▶ _YOUR OBJECTIVE_: Every record must appear in your copy exactly as written, with no pictures.

▶ _THE RECORDS_:
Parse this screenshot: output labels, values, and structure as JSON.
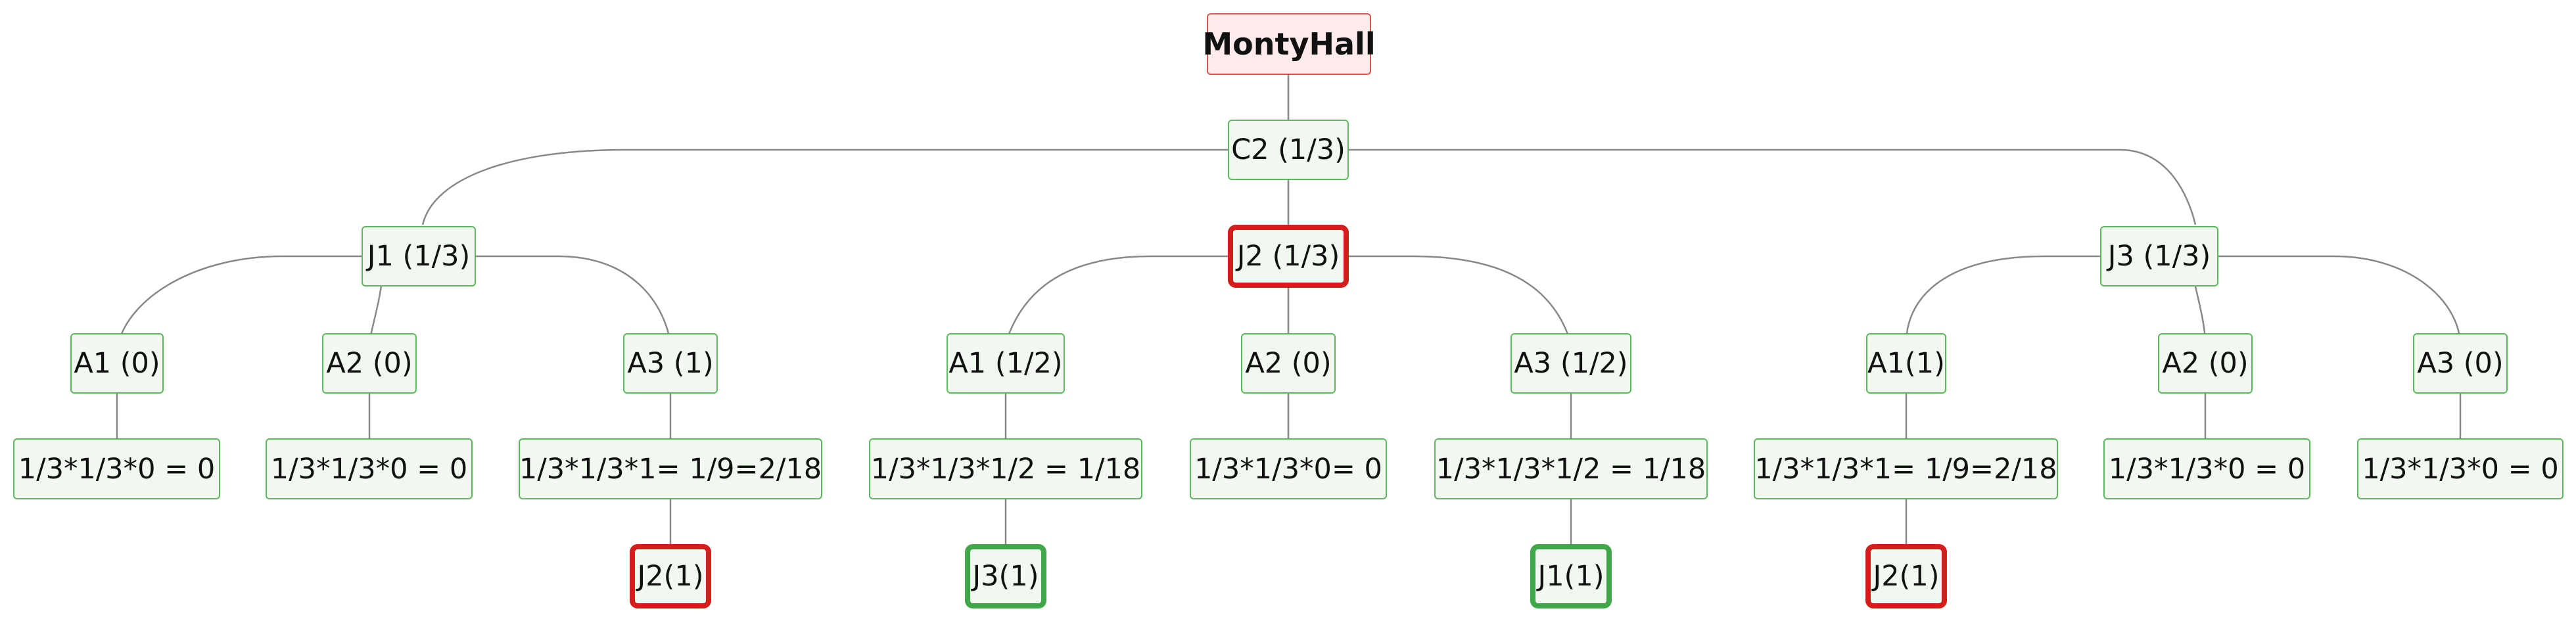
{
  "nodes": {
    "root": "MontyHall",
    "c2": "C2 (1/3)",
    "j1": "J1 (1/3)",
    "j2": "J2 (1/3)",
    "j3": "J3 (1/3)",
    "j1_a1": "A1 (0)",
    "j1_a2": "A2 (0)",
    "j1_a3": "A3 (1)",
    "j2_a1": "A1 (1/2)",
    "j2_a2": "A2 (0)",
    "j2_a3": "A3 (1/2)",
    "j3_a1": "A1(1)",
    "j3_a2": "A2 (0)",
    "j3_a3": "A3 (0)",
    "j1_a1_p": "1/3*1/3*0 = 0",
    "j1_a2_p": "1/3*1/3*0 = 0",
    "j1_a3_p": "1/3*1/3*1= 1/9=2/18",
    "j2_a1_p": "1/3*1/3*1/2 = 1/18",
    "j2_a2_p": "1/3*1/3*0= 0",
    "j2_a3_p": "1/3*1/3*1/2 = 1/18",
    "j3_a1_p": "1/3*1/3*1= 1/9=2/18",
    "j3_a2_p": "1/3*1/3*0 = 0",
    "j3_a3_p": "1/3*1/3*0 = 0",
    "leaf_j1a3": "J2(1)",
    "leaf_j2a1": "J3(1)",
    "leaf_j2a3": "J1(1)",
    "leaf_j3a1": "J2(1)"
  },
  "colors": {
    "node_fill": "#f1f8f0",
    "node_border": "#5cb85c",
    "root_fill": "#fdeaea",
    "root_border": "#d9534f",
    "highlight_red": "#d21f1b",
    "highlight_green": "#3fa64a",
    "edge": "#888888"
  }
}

▶ _COMPLETED TASK_:
Parse this screenshot: output labels, values, and structure as JSON.
{
  "nodes": {
    "root": "MontyHall",
    "c2": "C2 (1/3)",
    "j1": "J1 (1/3)",
    "j2": "J2 (1/3)",
    "j3": "J3 (1/3)",
    "j1_a1": "A1 (0)",
    "j1_a2": "A2 (0)",
    "j1_a3": "A3 (1)",
    "j2_a1": "A1 (1/2)",
    "j2_a2": "A2 (0)",
    "j2_a3": "A3 (1/2)",
    "j3_a1": "A1(1)",
    "j3_a2": "A2 (0)",
    "j3_a3": "A3 (0)",
    "j1_a1_p": "1/3*1/3*0 = 0",
    "j1_a2_p": "1/3*1/3*0 = 0",
    "j1_a3_p": "1/3*1/3*1= 1/9=2/18",
    "j2_a1_p": "1/3*1/3*1/2 = 1/18",
    "j2_a2_p": "1/3*1/3*0= 0",
    "j2_a3_p": "1/3*1/3*1/2 = 1/18",
    "j3_a1_p": "1/3*1/3*1= 1/9=2/18",
    "j3_a2_p": "1/3*1/3*0 = 0",
    "j3_a3_p": "1/3*1/3*0 = 0",
    "leaf_j1a3": "J2(1)",
    "leaf_j2a1": "J3(1)",
    "leaf_j2a3": "J1(1)",
    "leaf_j3a1": "J2(1)"
  },
  "colors": {
    "node_fill": "#f1f8f0",
    "node_border": "#5cb85c",
    "root_fill": "#fdeaea",
    "root_border": "#d9534f",
    "highlight_red": "#d21f1b",
    "highlight_green": "#3fa64a",
    "edge": "#888888"
  }
}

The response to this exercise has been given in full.